- **Task directions**
Extract from the listing each line in which the word "Sustainable" appears.

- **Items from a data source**
++++++++++++++++++++

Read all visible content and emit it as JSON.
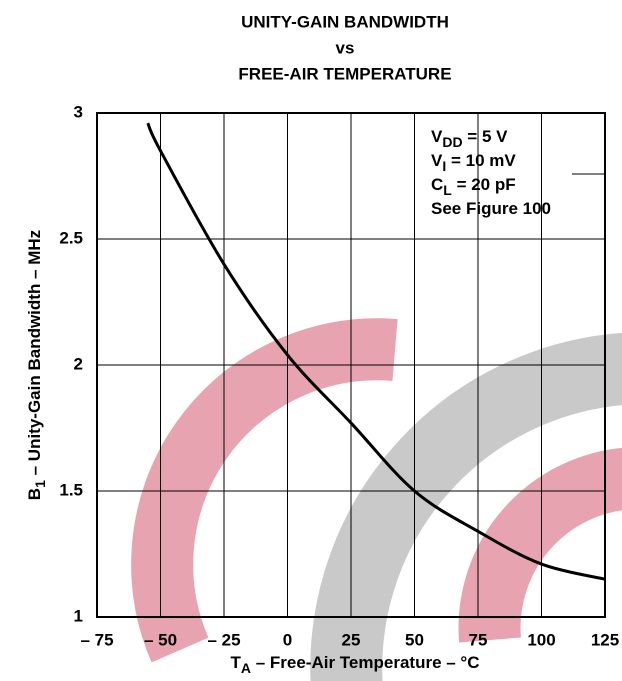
{
  "chart_data": {
    "type": "line",
    "title": [
      "UNITY-GAIN BANDWIDTH",
      "vs",
      "FREE-AIR TEMPERATURE"
    ],
    "x_label": {
      "main": "T",
      "sub": "A",
      "rest": " – Free-Air Temperature – °C"
    },
    "y_label": {
      "main": "B",
      "sub": "1",
      "rest": " – Unity-Gain Bandwidth – MHz"
    },
    "annotations": [
      {
        "main": "V",
        "sub": "DD",
        "rest": " = 5 V"
      },
      {
        "main": "V",
        "sub": "I",
        "rest": " = 10 mV"
      },
      {
        "main": "C",
        "sub": "L",
        "rest": " = 20 pF"
      },
      {
        "main": "See Figure 100"
      }
    ],
    "x": [
      -55,
      -50,
      -25,
      0,
      25,
      50,
      75,
      100,
      125
    ],
    "series": [
      {
        "color": "#000000",
        "values": [
          2.96,
          2.85,
          2.4,
          2.04,
          1.77,
          1.5,
          1.34,
          1.21,
          1.15
        ]
      }
    ],
    "xlim": [
      -75,
      125
    ],
    "xticks": [
      {
        "value": -75,
        "label": "– 75"
      },
      {
        "value": -50,
        "label": "– 50"
      },
      {
        "value": -25,
        "label": "– 25"
      },
      0,
      25,
      50,
      75,
      100,
      125
    ],
    "ylim": [
      1,
      3
    ],
    "yticks": [
      1,
      1.5,
      2,
      2.5,
      3
    ],
    "grid": true
  }
}
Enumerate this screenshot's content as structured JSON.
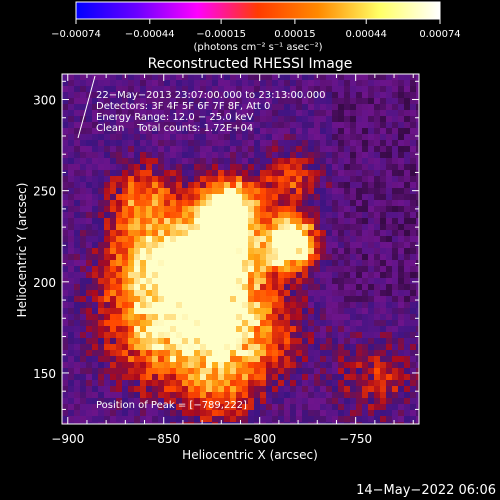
{
  "colorbar": {
    "tick_labels": [
      "−0.00074",
      "−0.00044",
      "−0.00015",
      "0.00015",
      "0.00044",
      "0.00074"
    ],
    "unit_label": "(photons cm⁻² s⁻¹ asec⁻²)",
    "range": [
      -0.00074,
      0.00074
    ],
    "colors": [
      "#0000ff",
      "#6a00ff",
      "#ff00ff",
      "#ff3b00",
      "#ff8a00",
      "#ffff66",
      "#ffffff"
    ]
  },
  "info": {
    "time_range": "22−May−2013 23:07:00.000 to 23:13:00.000",
    "detectors": "Detectors: 3F 4F 5F 6F 7F 8F, Att 0",
    "energy": "Energy Range: 12.0 − 25.0 keV",
    "clean": "Clean    Total counts: 1.72E+04",
    "peak": "Position of Peak = [−789,222]"
  },
  "timestamp": "14−May−2022 06:06",
  "chart_data": {
    "type": "heatmap",
    "title": "Reconstructed RHESSI Image",
    "xlabel": "Heliocentric X (arcsec)",
    "ylabel": "Heliocentric Y (arcsec)",
    "xlim": [
      -903,
      -717
    ],
    "ylim": [
      122,
      314
    ],
    "x_ticks": [
      -900,
      -850,
      -800,
      -750
    ],
    "x_tick_labels": [
      "−900",
      "−850",
      "−800",
      "−750"
    ],
    "y_ticks": [
      150,
      200,
      250,
      300
    ],
    "y_tick_labels": [
      "150",
      "200",
      "250",
      "300"
    ],
    "peak": [
      -789,
      222
    ],
    "grid": false
  }
}
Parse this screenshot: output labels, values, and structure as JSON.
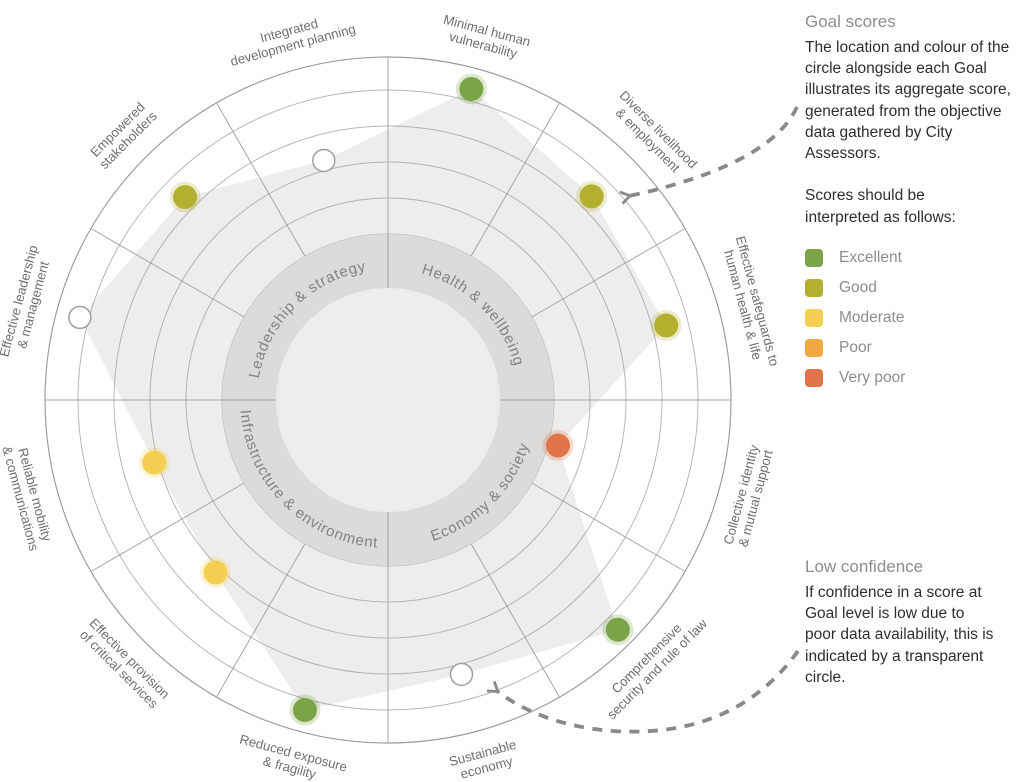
{
  "palette": {
    "excellent": "#7ba347",
    "good": "#b4b02f",
    "moderate": "#f4cf52",
    "poor": "#f2a840",
    "very_poor": "#e17448"
  },
  "panel": {
    "goal_scores": {
      "title": "Goal scores",
      "body": "The location and colour of the circle alongside each Goal illustrates its aggregate score, generated from the objective data gathered by City Assessors."
    },
    "interpret_intro": "Scores should be interpreted as follows:",
    "legend": {
      "items": [
        {
          "key": "excellent",
          "label": "Excellent"
        },
        {
          "key": "good",
          "label": "Good"
        },
        {
          "key": "moderate",
          "label": "Moderate"
        },
        {
          "key": "poor",
          "label": "Poor"
        },
        {
          "key": "very_poor",
          "label": "Very poor"
        }
      ]
    },
    "low_confidence": {
      "title": "Low confidence",
      "body": "If confidence in a score at Goal level is low due to poor data availability, this is indicated by a transparent circle."
    }
  },
  "chart_data": {
    "type": "radial-goal-wheel",
    "score_scale_inner_to_outer": [
      "Very poor",
      "Poor",
      "Moderate",
      "Good",
      "Excellent"
    ],
    "quadrants": [
      {
        "label": "Health & wellbeing",
        "start_angle": 0,
        "end_angle": 90
      },
      {
        "label": "Economy & society",
        "start_angle": 90,
        "end_angle": 180
      },
      {
        "label": "Infrastructure & environment",
        "start_angle": 180,
        "end_angle": 270
      },
      {
        "label": "Leadership & strategy",
        "start_angle": 270,
        "end_angle": 360
      }
    ],
    "goals": [
      {
        "label": "Minimal human vulnerability",
        "label_lines": [
          "Minimal human",
          "vulnerability"
        ],
        "rating": "Excellent",
        "score_ring": 5,
        "low_confidence": false,
        "radius_px": 322
      },
      {
        "label": "Diverse livelihood & employment",
        "label_lines": [
          "Diverse livelihood",
          "& employment"
        ],
        "rating": "Good",
        "score_ring": 4,
        "low_confidence": false,
        "radius_px": 288
      },
      {
        "label": "Effective safeguards to human health & life",
        "label_lines": [
          "Effective safeguards to",
          "human health & life"
        ],
        "rating": "Good",
        "score_ring": 4,
        "low_confidence": false,
        "radius_px": 288
      },
      {
        "label": "Collective identity & mutual support",
        "label_lines": [
          "Collective identity",
          "& mutual support"
        ],
        "rating": "Very poor",
        "score_ring": 1,
        "low_confidence": false,
        "radius_px": 176
      },
      {
        "label": "Comprehensive security and rule of law",
        "label_lines": [
          "Comprehensive",
          "security and rule of law"
        ],
        "rating": "Excellent",
        "score_ring": 5,
        "low_confidence": false,
        "radius_px": 325
      },
      {
        "label": "Sustainable economy",
        "label_lines": [
          "Sustainable",
          "economy"
        ],
        "rating": null,
        "score_ring": 4,
        "low_confidence": true,
        "radius_px": 284
      },
      {
        "label": "Reduced exposure & fragility",
        "label_lines": [
          "Reduced exposure",
          "& fragility"
        ],
        "rating": "Excellent",
        "score_ring": 5,
        "low_confidence": false,
        "radius_px": 321
      },
      {
        "label": "Effective provision of critical services",
        "label_lines": [
          "Effective provision",
          "of critical services"
        ],
        "rating": "Moderate",
        "score_ring": 3,
        "low_confidence": false,
        "radius_px": 244
      },
      {
        "label": "Reliable mobility & communications",
        "label_lines": [
          "Reliable mobility",
          "& communications"
        ],
        "rating": "Moderate",
        "score_ring": 3,
        "low_confidence": false,
        "radius_px": 242
      },
      {
        "label": "Effective leadership & management",
        "label_lines": [
          "Effective leadership",
          "& management"
        ],
        "rating": null,
        "score_ring": 5,
        "low_confidence": true,
        "radius_px": 319
      },
      {
        "label": "Empowered stakeholders",
        "label_lines": [
          "Empowered",
          "stakeholders"
        ],
        "rating": "Good",
        "score_ring": 4,
        "low_confidence": false,
        "radius_px": 287
      },
      {
        "label": "Integrated development planning",
        "label_lines": [
          "Integrated",
          "development planning"
        ],
        "rating": null,
        "score_ring": 3,
        "low_confidence": true,
        "radius_px": 248
      }
    ]
  }
}
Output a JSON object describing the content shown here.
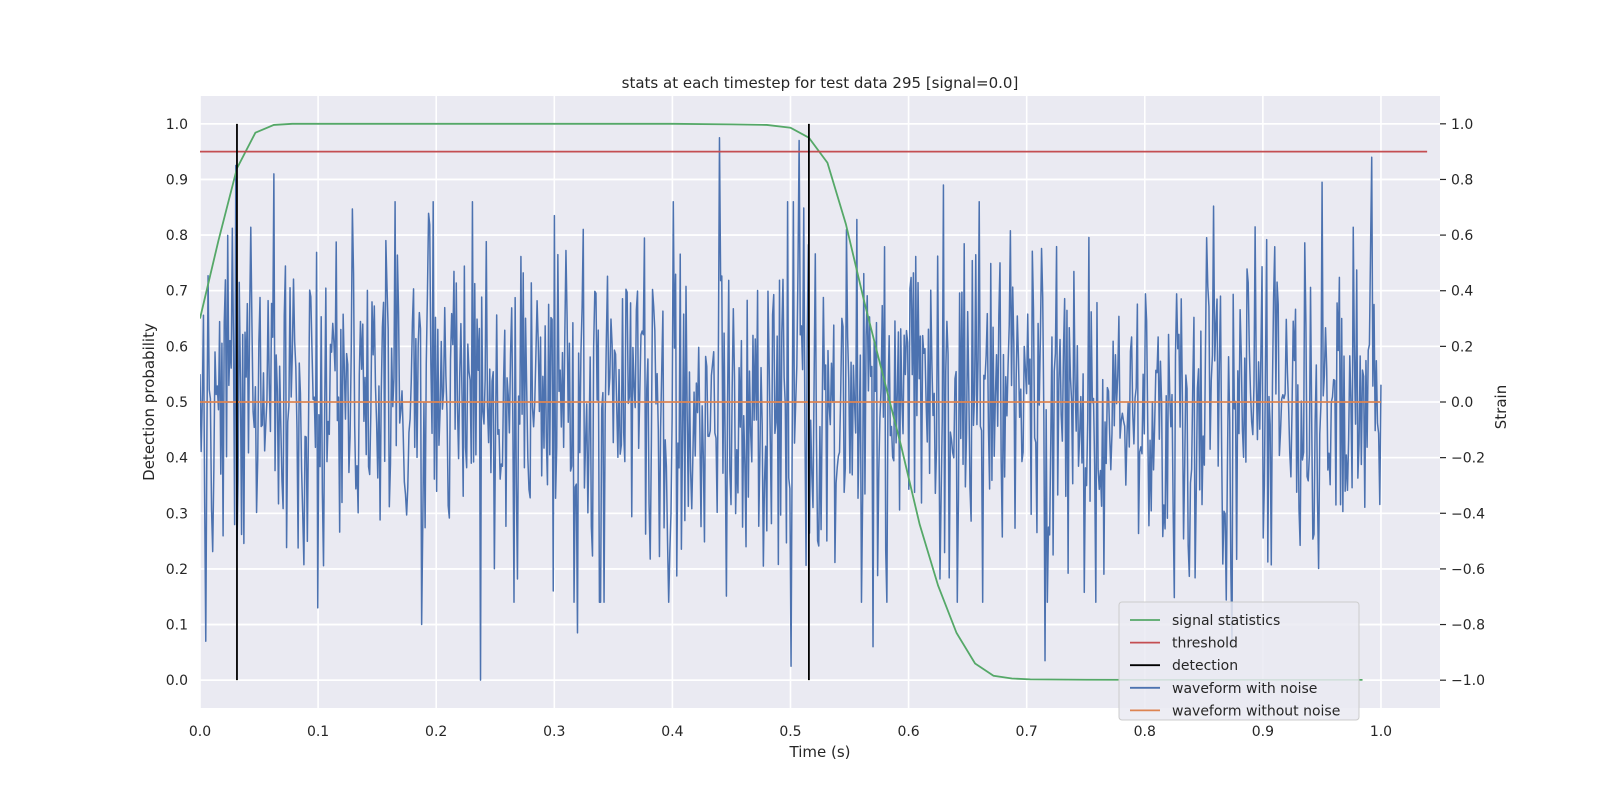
{
  "chart_data": {
    "type": "line",
    "title": "stats at each timestep for test data 295 [signal=0.0]",
    "xlabel": "Time (s)",
    "ylabel_left": "Detection probability",
    "ylabel_right": "Strain",
    "xlim": [
      0.0,
      1.05
    ],
    "ylim_left": [
      -0.05,
      1.05
    ],
    "ylim_right": [
      -1.1,
      1.1
    ],
    "xticks": [
      0.0,
      0.1,
      0.2,
      0.3,
      0.4,
      0.5,
      0.6,
      0.7,
      0.8,
      0.9,
      1.0
    ],
    "xtick_labels": [
      "0.0",
      "0.1",
      "0.2",
      "0.3",
      "0.4",
      "0.5",
      "0.6",
      "0.7",
      "0.8",
      "0.9",
      "1.0"
    ],
    "yticks_left": [
      0.0,
      0.1,
      0.2,
      0.3,
      0.4,
      0.5,
      0.6,
      0.7,
      0.8,
      0.9,
      1.0
    ],
    "ytick_labels_left": [
      "0.0",
      "0.1",
      "0.2",
      "0.3",
      "0.4",
      "0.5",
      "0.6",
      "0.7",
      "0.8",
      "0.9",
      "1.0"
    ],
    "yticks_right": [
      -1.0,
      -0.8,
      -0.6,
      -0.4,
      -0.2,
      0.0,
      0.2,
      0.4,
      0.6,
      0.8,
      1.0
    ],
    "ytick_labels_right": [
      "−1.0",
      "−0.8",
      "−0.6",
      "−0.4",
      "−0.2",
      "0.0",
      "0.2",
      "0.4",
      "0.6",
      "0.8",
      "1.0"
    ],
    "grid": true,
    "legend_position": "lower-right",
    "background": "#eaeaf2",
    "series": [
      {
        "name": "signal statistics",
        "axis": "left",
        "color": "#55a868",
        "x": [
          0.0,
          0.0156,
          0.0313,
          0.0469,
          0.0625,
          0.0781,
          0.1,
          0.2,
          0.3,
          0.4,
          0.45,
          0.48,
          0.5,
          0.5156,
          0.5313,
          0.5469,
          0.5625,
          0.5781,
          0.5938,
          0.6094,
          0.625,
          0.6406,
          0.6563,
          0.6719,
          0.6875,
          0.7031,
          0.75,
          0.8,
          0.9,
          0.95,
          0.9844
        ],
        "y": [
          0.65,
          0.79,
          0.92,
          0.984,
          0.998,
          1.0,
          1.0,
          1.0,
          1.0,
          1.0,
          0.999,
          0.998,
          0.993,
          0.975,
          0.93,
          0.82,
          0.68,
          0.55,
          0.42,
          0.28,
          0.17,
          0.085,
          0.03,
          0.008,
          0.003,
          0.0015,
          0.0008,
          0.0006,
          0.0005,
          0.0005,
          0.0005
        ]
      },
      {
        "name": "threshold",
        "axis": "left",
        "color": "#c44e52",
        "x": [
          0.0,
          1.0391
        ],
        "y": [
          0.95,
          0.95
        ]
      },
      {
        "name": "detection",
        "axis": "left",
        "color": "#000000",
        "type": "vlines",
        "x": [
          0.0313,
          0.5156
        ],
        "y_range": [
          0.0,
          1.0
        ]
      },
      {
        "name": "waveform with noise",
        "axis": "right",
        "color": "#4c72b0",
        "x_range": [
          0.0,
          1.0
        ],
        "n_samples": 1024,
        "amplitude_std": 0.32,
        "peaks": [
          {
            "x": 0.0,
            "y": 0.1
          },
          {
            "x": 0.005,
            "y": -0.86
          },
          {
            "x": 0.03,
            "y": 0.85
          },
          {
            "x": 0.063,
            "y": 0.82
          },
          {
            "x": 0.1,
            "y": -0.74
          },
          {
            "x": 0.188,
            "y": -0.8
          },
          {
            "x": 0.238,
            "y": -1.0
          },
          {
            "x": 0.3,
            "y": 0.67
          },
          {
            "x": 0.32,
            "y": -0.83
          },
          {
            "x": 0.44,
            "y": 0.95
          },
          {
            "x": 0.5,
            "y": -0.95
          },
          {
            "x": 0.507,
            "y": 0.94
          },
          {
            "x": 0.57,
            "y": -0.88
          },
          {
            "x": 0.63,
            "y": 0.78
          },
          {
            "x": 0.716,
            "y": -0.93
          },
          {
            "x": 0.874,
            "y": -0.87
          },
          {
            "x": 0.95,
            "y": 0.79
          },
          {
            "x": 0.992,
            "y": 0.88
          }
        ]
      },
      {
        "name": "waveform without noise",
        "axis": "right",
        "color": "#dd8452",
        "x": [
          0.0,
          1.0
        ],
        "y": [
          0.0,
          0.0
        ]
      }
    ]
  }
}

++++++++++++++++++++

- **Answer to the problem**
        "label": "Sustainable economy",
          "Sustainable",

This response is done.